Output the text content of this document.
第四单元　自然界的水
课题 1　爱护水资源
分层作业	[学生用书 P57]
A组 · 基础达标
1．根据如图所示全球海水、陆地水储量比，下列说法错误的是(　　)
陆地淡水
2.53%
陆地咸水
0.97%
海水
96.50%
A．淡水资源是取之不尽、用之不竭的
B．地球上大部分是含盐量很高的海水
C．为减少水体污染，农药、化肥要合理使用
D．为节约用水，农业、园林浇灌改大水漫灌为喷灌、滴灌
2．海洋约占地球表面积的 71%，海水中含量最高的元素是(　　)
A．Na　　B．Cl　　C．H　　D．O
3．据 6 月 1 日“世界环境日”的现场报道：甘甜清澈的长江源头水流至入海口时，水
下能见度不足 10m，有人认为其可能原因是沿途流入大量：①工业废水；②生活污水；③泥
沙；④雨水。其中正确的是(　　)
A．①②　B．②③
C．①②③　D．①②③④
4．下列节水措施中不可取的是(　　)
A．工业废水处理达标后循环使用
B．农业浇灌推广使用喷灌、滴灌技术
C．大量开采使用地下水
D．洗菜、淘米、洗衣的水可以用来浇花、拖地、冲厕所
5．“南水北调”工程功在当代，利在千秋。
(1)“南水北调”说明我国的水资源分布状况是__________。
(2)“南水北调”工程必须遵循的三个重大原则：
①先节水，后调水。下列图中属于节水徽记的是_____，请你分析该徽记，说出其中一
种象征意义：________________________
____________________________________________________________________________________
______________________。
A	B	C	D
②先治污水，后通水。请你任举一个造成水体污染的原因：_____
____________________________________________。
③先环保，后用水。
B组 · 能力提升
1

:: What you should do ::
Extract every record. Keep wording exact.

:: Solution to this exercise ::
Output the text content of this document.
第四单元　自然界的水
课题 1　爱护水资源
分层作业	[学生用书 P57]
A组 · 基础达标
1．根据如图所示全球海水、陆地水储量比，下列说法错误的是(　　)
陆地淡水
2.53%
陆地咸水
0.97%
海水
96.50%
A．淡水资源是取之不尽、用之不竭的
B．地球上大部分是含盐量很高的海水
C．为减少水体污染，农药、化肥要合理使用
D．为节约用水，农业、园林浇灌改大水漫灌为喷灌、滴灌
2．海洋约占地球表面积的 71%，海水中含量最高的元素是(　　)
A．Na　　B．Cl　　C．H　　D．O
3．据 6 月 1 日“世界环境日”的现场报道：甘甜清澈的长江源头水流至入海口时，水
下能见度不足 10m，有人认为其可能原因是沿途流入大量：①工业废水；②生活污水；③泥
沙；④雨水。其中正确的是(　　)
A．①②　B．②③
C．①②③　D．①②③④
4．下列节水措施中不可取的是(　　)
A．工业废水处理达标后循环使用
B．农业浇灌推广使用喷灌、滴灌技术
C．大量开采使用地下水
D．洗菜、淘米、洗衣的水可以用来浇花、拖地、冲厕所
5．“南水北调”工程功在当代，利在千秋。
(1)“南水北调”说明我国的水资源分布状况是__________。
(2)“南水北调”工程必须遵循的三个重大原则：
①先节水，后调水。下列图中属于节水徽记的是_____，请你分析该徽记，说出其中一
种象征意义：________________________
____________________________________________________________________________________
______________________。
A	B	C	D
②先治污水，后通水。请你任举一个造成水体污染的原因：_____
____________________________________________。
③先环保，后用水。
B组 · 能力提升
1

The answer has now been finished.